───── Material provided ─────
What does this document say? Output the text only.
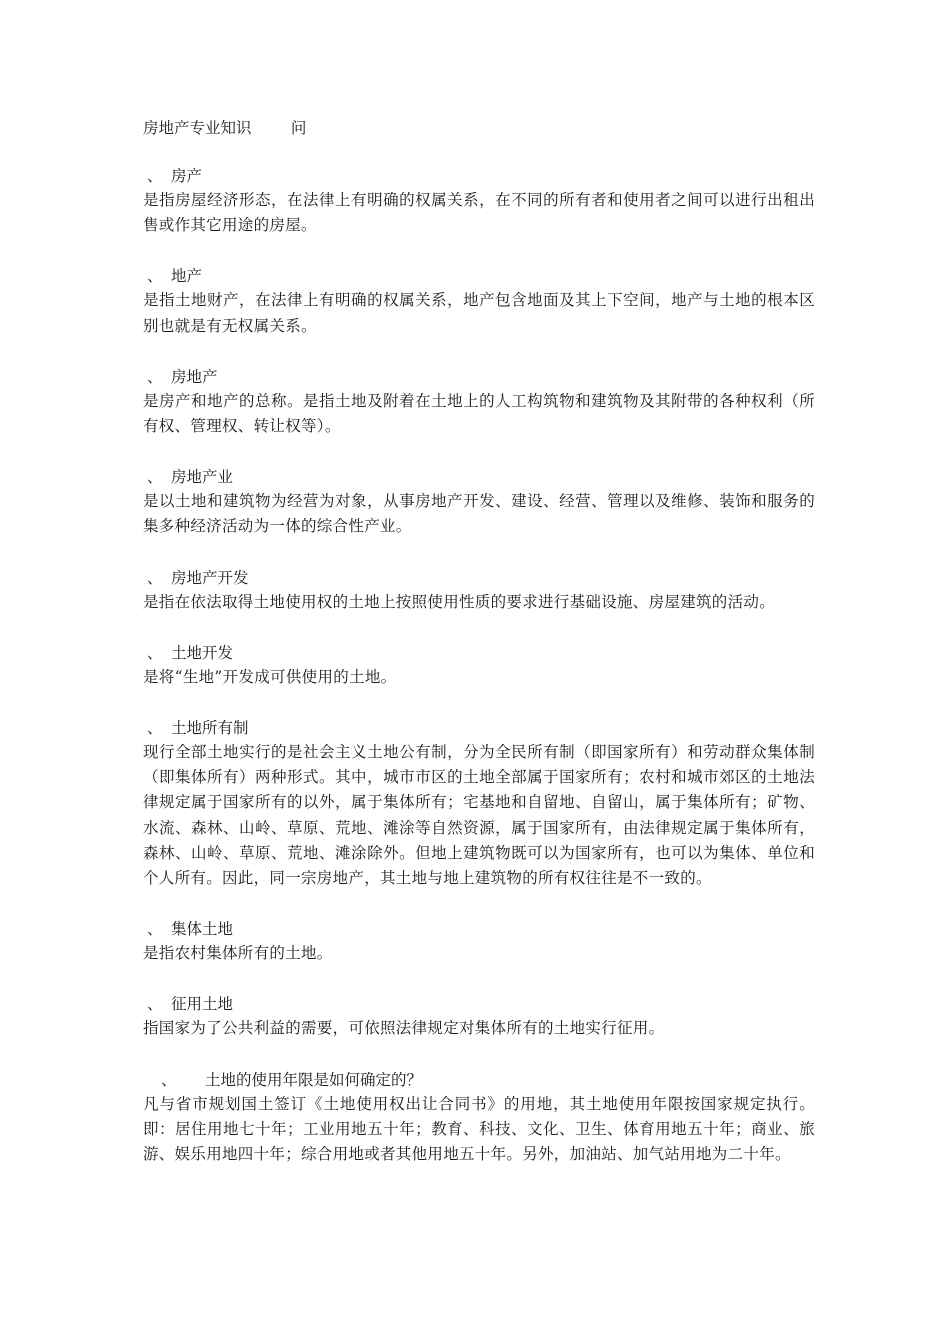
房地产专业知识        问
、 房产
是指房屋经济形态，在法律上有明确的权属关系，在不同的所有者和使用者之间可以进行出租出售或作其它用途的房屋。
、 地产
是指土地财产，在法律上有明确的权属关系，地产包含地面及其上下空间，地产与土地的根本区别也就是有无权属关系。
、 房地产
是房产和地产的总称。是指土地及附着在土地上的人工构筑物和建筑物及其附带的各种权利（所有权、管理权、转让权等）。
、 房地产业
是以土地和建筑物为经营为对象，从事房地产开发、建设、经营、管理以及维修、装饰和服务的集多种经济活动为一体的综合性产业。
、 房地产开发
是指在依法取得土地使用权的土地上按照使用性质的要求进行基础设施、房屋建筑的活动。
、 土地开发
是将“生地”开发成可供使用的土地。
、 土地所有制
现行全部土地实行的是社会主义土地公有制，分为全民所有制（即国家所有）和劳动群众集体制（即集体所有）两种形式。其中，城市市区的土地全部属于国家所有；农村和城市郊区的土地法律规定属于国家所有的以外，属于集体所有；宅基地和自留地、自留山，属于集体所有；矿物、水流、森林、山岭、草原、荒地、滩涂等自然资源，属于国家所有，由法律规定属于集体所有，森林、山岭、草原、荒地、滩涂除外。但地上建筑物既可以为国家所有，也可以为集体、单位和个人所有。因此，同一宗房地产，其土地与地上建筑物的所有权往往是不一致的。
、 集体土地
是指农村集体所有的土地。
、 征用土地
指国家为了公共利益的需要，可依照法律规定对集体所有的土地实行征用。
、 土地的使用年限是如何确定的？
凡与省市规划国土签订《土地使用权出让合同书》的用地，其土地使用年限按国家规定执行。即：居住用地七十年；工业用地五十年；教育、科技、文化、卫生、体育用地五十年；商业、旅游、娱乐用地四十年；综合用地或者其他用地五十年。另外，加油站、加气站用地为二十年。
─────
Work to be completed >>
Pictures are to be left out; the records above must be repeated word for word.

Task solution >>
What does this document say? Output the text only.
房地产专业知识        问
、 房产
是指房屋经济形态，在法律上有明确的权属关系，在不同的所有者和使用者之间可以进行出租出售或作其它用途的房屋。
、 地产
是指土地财产，在法律上有明确的权属关系，地产包含地面及其上下空间，地产与土地的根本区别也就是有无权属关系。
、 房地产
是房产和地产的总称。是指土地及附着在土地上的人工构筑物和建筑物及其附带的各种权利（所有权、管理权、转让权等）。
、 房地产业
是以土地和建筑物为经营为对象，从事房地产开发、建设、经营、管理以及维修、装饰和服务的集多种经济活动为一体的综合性产业。
、 房地产开发
是指在依法取得土地使用权的土地上按照使用性质的要求进行基础设施、房屋建筑的活动。
、 土地开发
是将“生地”开发成可供使用的土地。
、 土地所有制
现行全部土地实行的是社会主义土地公有制，分为全民所有制（即国家所有）和劳动群众集体制（即集体所有）两种形式。其中，城市市区的土地全部属于国家所有；农村和城市郊区的土地法律规定属于国家所有的以外，属于集体所有；宅基地和自留地、自留山，属于集体所有；矿物、水流、森林、山岭、草原、荒地、滩涂等自然资源，属于国家所有，由法律规定属于集体所有，森林、山岭、草原、荒地、滩涂除外。但地上建筑物既可以为国家所有，也可以为集体、单位和个人所有。因此，同一宗房地产，其土地与地上建筑物的所有权往往是不一致的。
、 集体土地
是指农村集体所有的土地。
、 征用土地
指国家为了公共利益的需要，可依照法律规定对集体所有的土地实行征用。
、 土地的使用年限是如何确定的？
凡与省市规划国土签订《土地使用权出让合同书》的用地，其土地使用年限按国家规定执行。即：居住用地七十年；工业用地五十年；教育、科技、文化、卫生、体育用地五十年；商业、旅游、娱乐用地四十年；综合用地或者其他用地五十年。另外，加油站、加气站用地为二十年。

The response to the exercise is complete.